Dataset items
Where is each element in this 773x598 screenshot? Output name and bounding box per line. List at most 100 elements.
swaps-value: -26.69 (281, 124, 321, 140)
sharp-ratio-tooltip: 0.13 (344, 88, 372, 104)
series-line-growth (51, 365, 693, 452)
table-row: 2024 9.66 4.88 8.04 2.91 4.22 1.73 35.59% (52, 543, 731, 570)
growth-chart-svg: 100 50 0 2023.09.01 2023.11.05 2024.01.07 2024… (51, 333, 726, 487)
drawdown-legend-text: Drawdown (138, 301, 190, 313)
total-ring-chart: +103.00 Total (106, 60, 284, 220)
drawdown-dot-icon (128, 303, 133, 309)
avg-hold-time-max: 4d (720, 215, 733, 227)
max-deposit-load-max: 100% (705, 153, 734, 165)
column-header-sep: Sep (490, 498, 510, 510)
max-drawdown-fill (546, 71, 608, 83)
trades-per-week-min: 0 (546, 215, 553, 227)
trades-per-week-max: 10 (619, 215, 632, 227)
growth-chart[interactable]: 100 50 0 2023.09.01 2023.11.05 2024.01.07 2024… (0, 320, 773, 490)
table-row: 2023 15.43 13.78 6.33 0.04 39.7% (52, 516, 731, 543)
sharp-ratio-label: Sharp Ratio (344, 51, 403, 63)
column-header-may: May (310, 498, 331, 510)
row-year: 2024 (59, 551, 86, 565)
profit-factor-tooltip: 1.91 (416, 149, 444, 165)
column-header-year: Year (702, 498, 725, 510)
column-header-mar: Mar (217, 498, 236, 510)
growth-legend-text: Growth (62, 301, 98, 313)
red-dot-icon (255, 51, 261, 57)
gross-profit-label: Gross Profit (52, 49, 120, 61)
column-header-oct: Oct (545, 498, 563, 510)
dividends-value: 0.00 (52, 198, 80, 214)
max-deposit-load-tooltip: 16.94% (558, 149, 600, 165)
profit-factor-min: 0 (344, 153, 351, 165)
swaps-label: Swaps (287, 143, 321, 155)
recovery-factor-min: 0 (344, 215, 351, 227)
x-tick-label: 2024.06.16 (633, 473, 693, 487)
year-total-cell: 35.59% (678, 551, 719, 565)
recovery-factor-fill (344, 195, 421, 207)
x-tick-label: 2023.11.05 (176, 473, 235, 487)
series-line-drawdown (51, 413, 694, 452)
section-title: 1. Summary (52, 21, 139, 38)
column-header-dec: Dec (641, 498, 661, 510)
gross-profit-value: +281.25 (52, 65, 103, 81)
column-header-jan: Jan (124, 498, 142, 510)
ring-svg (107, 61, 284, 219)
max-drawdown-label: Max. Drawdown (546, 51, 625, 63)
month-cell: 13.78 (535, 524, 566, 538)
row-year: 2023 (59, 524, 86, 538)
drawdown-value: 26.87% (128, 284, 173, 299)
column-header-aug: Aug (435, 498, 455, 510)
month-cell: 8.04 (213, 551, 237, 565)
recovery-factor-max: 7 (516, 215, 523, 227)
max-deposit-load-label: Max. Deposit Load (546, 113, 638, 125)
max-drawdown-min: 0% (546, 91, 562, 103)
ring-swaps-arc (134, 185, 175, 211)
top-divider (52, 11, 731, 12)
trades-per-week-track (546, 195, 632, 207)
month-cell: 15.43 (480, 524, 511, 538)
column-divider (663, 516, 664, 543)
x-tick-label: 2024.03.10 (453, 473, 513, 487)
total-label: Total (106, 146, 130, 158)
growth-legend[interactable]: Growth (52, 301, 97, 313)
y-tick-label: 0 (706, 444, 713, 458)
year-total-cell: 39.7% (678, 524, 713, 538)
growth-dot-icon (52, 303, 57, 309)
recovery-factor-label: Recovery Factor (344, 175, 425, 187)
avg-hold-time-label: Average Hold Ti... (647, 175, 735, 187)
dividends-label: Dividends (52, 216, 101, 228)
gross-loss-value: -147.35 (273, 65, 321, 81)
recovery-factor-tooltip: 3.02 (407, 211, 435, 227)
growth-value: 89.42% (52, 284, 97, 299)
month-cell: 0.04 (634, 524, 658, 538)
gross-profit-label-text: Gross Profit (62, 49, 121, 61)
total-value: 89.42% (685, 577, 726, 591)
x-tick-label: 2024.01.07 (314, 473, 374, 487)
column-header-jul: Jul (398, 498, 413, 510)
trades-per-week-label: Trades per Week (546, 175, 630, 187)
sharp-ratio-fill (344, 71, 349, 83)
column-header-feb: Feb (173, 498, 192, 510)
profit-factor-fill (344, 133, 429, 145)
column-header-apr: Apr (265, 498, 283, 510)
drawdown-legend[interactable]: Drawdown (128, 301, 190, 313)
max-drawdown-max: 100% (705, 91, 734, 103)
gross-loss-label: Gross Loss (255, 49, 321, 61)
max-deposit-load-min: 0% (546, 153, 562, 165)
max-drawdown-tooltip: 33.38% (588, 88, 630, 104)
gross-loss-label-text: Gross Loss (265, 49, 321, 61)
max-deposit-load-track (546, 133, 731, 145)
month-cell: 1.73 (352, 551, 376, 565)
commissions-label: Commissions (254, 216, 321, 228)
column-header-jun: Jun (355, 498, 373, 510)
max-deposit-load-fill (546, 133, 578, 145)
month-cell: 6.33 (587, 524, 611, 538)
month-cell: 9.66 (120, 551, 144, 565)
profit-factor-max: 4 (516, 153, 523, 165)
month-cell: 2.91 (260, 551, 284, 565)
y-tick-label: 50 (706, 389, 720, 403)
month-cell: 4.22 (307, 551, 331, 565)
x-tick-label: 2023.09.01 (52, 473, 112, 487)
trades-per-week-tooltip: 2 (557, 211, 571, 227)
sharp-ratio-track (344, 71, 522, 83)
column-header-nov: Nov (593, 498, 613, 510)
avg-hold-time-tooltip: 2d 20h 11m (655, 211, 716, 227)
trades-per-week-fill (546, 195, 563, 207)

Stated exercise
Copy verbatim every line from the start of the records up to and including the line that contains "drawdown-dot-icon (128, 303, 133, 309)".

Output of the exercise
Where is each element in this 773x598 screenshot? Output name and bounding box per line. List at most 100 elements.
swaps-value: -26.69 (281, 124, 321, 140)
sharp-ratio-tooltip: 0.13 (344, 88, 372, 104)
series-line-growth (51, 365, 693, 452)
table-row: 2024 9.66 4.88 8.04 2.91 4.22 1.73 35.59% (52, 543, 731, 570)
growth-chart-svg: 100 50 0 2023.09.01 2023.11.05 2024.01.07 2024… (51, 333, 726, 487)
drawdown-legend-text: Drawdown (138, 301, 190, 313)
total-ring-chart: +103.00 Total (106, 60, 284, 220)
drawdown-dot-icon (128, 303, 133, 309)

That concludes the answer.